### RECORDED DATA:
━━━━━━━━

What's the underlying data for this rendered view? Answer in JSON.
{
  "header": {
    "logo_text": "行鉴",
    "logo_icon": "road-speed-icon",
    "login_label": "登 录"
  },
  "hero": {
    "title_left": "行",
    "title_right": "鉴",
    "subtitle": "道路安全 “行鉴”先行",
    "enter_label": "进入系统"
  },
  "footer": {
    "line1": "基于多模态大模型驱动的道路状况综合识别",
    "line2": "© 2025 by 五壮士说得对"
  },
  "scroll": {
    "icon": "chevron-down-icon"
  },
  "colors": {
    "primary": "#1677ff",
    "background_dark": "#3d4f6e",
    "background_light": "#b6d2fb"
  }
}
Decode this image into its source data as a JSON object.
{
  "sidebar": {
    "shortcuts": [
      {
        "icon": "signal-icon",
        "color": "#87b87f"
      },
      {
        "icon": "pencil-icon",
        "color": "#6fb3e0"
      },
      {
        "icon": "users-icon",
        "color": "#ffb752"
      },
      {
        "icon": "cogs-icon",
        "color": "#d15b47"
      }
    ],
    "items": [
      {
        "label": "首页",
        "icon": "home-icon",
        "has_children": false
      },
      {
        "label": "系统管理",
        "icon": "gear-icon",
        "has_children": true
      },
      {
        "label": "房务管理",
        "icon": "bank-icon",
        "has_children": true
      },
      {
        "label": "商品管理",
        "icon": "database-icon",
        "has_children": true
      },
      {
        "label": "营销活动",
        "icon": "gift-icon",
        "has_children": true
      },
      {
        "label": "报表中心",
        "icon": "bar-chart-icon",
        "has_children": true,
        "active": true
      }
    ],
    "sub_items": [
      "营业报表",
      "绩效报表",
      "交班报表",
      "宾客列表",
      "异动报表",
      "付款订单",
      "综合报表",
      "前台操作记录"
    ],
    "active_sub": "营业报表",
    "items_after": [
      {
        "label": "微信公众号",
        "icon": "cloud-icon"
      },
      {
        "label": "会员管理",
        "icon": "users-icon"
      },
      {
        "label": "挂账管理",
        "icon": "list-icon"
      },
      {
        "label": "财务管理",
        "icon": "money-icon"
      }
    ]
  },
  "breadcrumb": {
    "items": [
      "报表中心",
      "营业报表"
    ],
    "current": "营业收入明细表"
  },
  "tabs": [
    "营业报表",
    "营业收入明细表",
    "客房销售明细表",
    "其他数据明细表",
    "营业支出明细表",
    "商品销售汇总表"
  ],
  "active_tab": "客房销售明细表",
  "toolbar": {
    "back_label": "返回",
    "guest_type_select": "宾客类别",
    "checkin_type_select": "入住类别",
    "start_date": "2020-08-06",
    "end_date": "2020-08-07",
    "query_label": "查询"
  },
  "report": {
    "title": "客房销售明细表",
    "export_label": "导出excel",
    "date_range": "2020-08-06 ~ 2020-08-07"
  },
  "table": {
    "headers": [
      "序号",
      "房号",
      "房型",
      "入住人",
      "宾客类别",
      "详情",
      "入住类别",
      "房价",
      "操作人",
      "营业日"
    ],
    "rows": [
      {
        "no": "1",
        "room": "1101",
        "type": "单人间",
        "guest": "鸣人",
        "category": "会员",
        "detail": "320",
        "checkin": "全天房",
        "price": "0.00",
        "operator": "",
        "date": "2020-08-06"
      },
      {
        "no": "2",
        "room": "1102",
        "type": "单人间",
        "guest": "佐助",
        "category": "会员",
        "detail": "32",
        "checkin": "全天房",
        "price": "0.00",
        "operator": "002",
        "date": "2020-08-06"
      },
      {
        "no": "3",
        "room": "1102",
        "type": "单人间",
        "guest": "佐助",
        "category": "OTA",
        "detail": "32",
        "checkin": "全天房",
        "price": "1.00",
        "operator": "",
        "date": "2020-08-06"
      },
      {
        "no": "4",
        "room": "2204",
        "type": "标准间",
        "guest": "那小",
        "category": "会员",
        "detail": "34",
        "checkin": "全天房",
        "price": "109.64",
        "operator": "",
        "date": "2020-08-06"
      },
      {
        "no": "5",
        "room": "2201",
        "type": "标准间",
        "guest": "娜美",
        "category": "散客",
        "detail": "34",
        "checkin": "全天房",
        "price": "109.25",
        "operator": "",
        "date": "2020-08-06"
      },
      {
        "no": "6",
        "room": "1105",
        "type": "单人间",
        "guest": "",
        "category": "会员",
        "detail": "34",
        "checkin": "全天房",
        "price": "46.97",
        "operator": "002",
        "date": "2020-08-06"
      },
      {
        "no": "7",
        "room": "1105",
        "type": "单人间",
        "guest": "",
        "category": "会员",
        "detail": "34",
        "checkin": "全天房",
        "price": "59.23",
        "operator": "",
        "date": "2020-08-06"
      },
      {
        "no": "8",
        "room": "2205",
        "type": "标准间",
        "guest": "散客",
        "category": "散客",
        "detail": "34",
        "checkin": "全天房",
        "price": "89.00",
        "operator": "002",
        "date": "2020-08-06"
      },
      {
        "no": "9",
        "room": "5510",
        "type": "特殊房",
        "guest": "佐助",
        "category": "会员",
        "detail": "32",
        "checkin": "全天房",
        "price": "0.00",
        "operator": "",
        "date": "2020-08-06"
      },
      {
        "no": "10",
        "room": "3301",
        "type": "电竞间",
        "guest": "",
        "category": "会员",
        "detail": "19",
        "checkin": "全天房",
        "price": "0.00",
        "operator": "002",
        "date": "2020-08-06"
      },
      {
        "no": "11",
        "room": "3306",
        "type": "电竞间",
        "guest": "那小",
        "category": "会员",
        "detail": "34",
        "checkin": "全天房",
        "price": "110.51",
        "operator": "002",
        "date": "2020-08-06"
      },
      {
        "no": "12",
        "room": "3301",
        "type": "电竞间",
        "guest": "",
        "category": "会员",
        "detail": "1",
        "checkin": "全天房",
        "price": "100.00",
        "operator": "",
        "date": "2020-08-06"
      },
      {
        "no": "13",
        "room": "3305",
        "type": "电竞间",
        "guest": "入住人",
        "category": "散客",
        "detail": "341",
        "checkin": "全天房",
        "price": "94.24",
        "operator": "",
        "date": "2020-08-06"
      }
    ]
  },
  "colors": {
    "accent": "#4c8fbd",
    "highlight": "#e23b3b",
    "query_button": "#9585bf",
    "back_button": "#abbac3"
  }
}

━━━━━━━━

### DIRECTION:
Your task is to reproduce all of the records exactly.

### OUTPUT BELOW:
What's the underlying data for this rendered view? Answer in JSON.
{
  "header": {
    "logo_text": "行鉴",
    "logo_icon": "road-speed-icon",
    "login_label": "登 录"
  },
  "hero": {
    "title_left": "行",
    "title_right": "鉴",
    "subtitle": "道路安全 “行鉴”先行",
    "enter_label": "进入系统"
  },
  "footer": {
    "line1": "基于多模态大模型驱动的道路状况综合识别",
    "line2": "© 2025 by 五壮士说得对"
  },
  "scroll": {
    "icon": "chevron-down-icon"
  },
  "colors": {
    "primary": "#1677ff",
    "background_dark": "#3d4f6e",
    "background_light": "#b6d2fb"
  }
}
Decode this image into its source data as a JSON object.
{
  "sidebar": {
    "shortcuts": [
      {
        "icon": "signal-icon",
        "color": "#87b87f"
      },
      {
        "icon": "pencil-icon",
        "color": "#6fb3e0"
      },
      {
        "icon": "users-icon",
        "color": "#ffb752"
      },
      {
        "icon": "cogs-icon",
        "color": "#d15b47"
      }
    ],
    "items": [
      {
        "label": "首页",
        "icon": "home-icon",
        "has_children": false
      },
      {
        "label": "系统管理",
        "icon": "gear-icon",
        "has_children": true
      },
      {
        "label": "房务管理",
        "icon": "bank-icon",
        "has_children": true
      },
      {
        "label": "商品管理",
        "icon": "database-icon",
        "has_children": true
      },
      {
        "label": "营销活动",
        "icon": "gift-icon",
        "has_children": true
      },
      {
        "label": "报表中心",
        "icon": "bar-chart-icon",
        "has_children": true,
        "active": true
      }
    ],
    "sub_items": [
      "营业报表",
      "绩效报表",
      "交班报表",
      "宾客列表",
      "异动报表",
      "付款订单",
      "综合报表",
      "前台操作记录"
    ],
    "active_sub": "营业报表",
    "items_after": [
      {
        "label": "微信公众号",
        "icon": "cloud-icon"
      },
      {
        "label": "会员管理",
        "icon": "users-icon"
      },
      {
        "label": "挂账管理",
        "icon": "list-icon"
      },
      {
        "label": "财务管理",
        "icon": "money-icon"
      }
    ]
  },
  "breadcrumb": {
    "items": [
      "报表中心",
      "营业报表"
    ],
    "current": "营业收入明细表"
  },
  "tabs": [
    "营业报表",
    "营业收入明细表",
    "客房销售明细表",
    "其他数据明细表",
    "营业支出明细表",
    "商品销售汇总表"
  ],
  "active_tab": "客房销售明细表",
  "toolbar": {
    "back_label": "返回",
    "guest_type_select": "宾客类别",
    "checkin_type_select": "入住类别",
    "start_date": "2020-08-06",
    "end_date": "2020-08-07",
    "query_label": "查询"
  },
  "report": {
    "title": "客房销售明细表",
    "export_label": "导出excel",
    "date_range": "2020-08-06 ~ 2020-08-07"
  },
  "table": {
    "headers": [
      "序号",
      "房号",
      "房型",
      "入住人",
      "宾客类别",
      "详情",
      "入住类别",
      "房价",
      "操作人",
      "营业日"
    ],
    "rows": [
      {
        "no": "1",
        "room": "1101",
        "type": "单人间",
        "guest": "鸣人",
        "category": "会员",
        "detail": "320",
        "checkin": "全天房",
        "price": "0.00",
        "operator": "",
        "date": "2020-08-06"
      },
      {
        "no": "2",
        "room": "1102",
        "type": "单人间",
        "guest": "佐助",
        "category": "会员",
        "detail": "32",
        "checkin": "全天房",
        "price": "0.00",
        "operator": "002",
        "date": "2020-08-06"
      },
      {
        "no": "3",
        "room": "1102",
        "type": "单人间",
        "guest": "佐助",
        "category": "OTA",
        "detail": "32",
        "checkin": "全天房",
        "price": "1.00",
        "operator": "",
        "date": "2020-08-06"
      },
      {
        "no": "4",
        "room": "2204",
        "type": "标准间",
        "guest": "那小",
        "category": "会员",
        "detail": "34",
        "checkin": "全天房",
        "price": "109.64",
        "operator": "",
        "date": "2020-08-06"
      },
      {
        "no": "5",
        "room": "2201",
        "type": "标准间",
        "guest": "娜美",
        "category": "散客",
        "detail": "34",
        "checkin": "全天房",
        "price": "109.25",
        "operator": "",
        "date": "2020-08-06"
      },
      {
        "no": "6",
        "room": "1105",
        "type": "单人间",
        "guest": "",
        "category": "会员",
        "detail": "34",
        "checkin": "全天房",
        "price": "46.97",
        "operator": "002",
        "date": "2020-08-06"
      },
      {
        "no": "7",
        "room": "1105",
        "type": "单人间",
        "guest": "",
        "category": "会员",
        "detail": "34",
        "checkin": "全天房",
        "price": "59.23",
        "operator": "",
        "date": "2020-08-06"
      },
      {
        "no": "8",
        "room": "2205",
        "type": "标准间",
        "guest": "散客",
        "category": "散客",
        "detail": "34",
        "checkin": "全天房",
        "price": "89.00",
        "operator": "002",
        "date": "2020-08-06"
      },
      {
        "no": "9",
        "room": "5510",
        "type": "特殊房",
        "guest": "佐助",
        "category": "会员",
        "detail": "32",
        "checkin": "全天房",
        "price": "0.00",
        "operator": "",
        "date": "2020-08-06"
      },
      {
        "no": "10",
        "room": "3301",
        "type": "电竞间",
        "guest": "",
        "category": "会员",
        "detail": "19",
        "checkin": "全天房",
        "price": "0.00",
        "operator": "002",
        "date": "2020-08-06"
      },
      {
        "no": "11",
        "room": "3306",
        "type": "电竞间",
        "guest": "那小",
        "category": "会员",
        "detail": "34",
        "checkin": "全天房",
        "price": "110.51",
        "operator": "002",
        "date": "2020-08-06"
      },
      {
        "no": "12",
        "room": "3301",
        "type": "电竞间",
        "guest": "",
        "category": "会员",
        "detail": "1",
        "checkin": "全天房",
        "price": "100.00",
        "operator": "",
        "date": "2020-08-06"
      },
      {
        "no": "13",
        "room": "3305",
        "type": "电竞间",
        "guest": "入住人",
        "category": "散客",
        "detail": "341",
        "checkin": "全天房",
        "price": "94.24",
        "operator": "",
        "date": "2020-08-06"
      }
    ]
  },
  "colors": {
    "accent": "#4c8fbd",
    "highlight": "#e23b3b",
    "query_button": "#9585bf",
    "back_button": "#abbac3"
  }
}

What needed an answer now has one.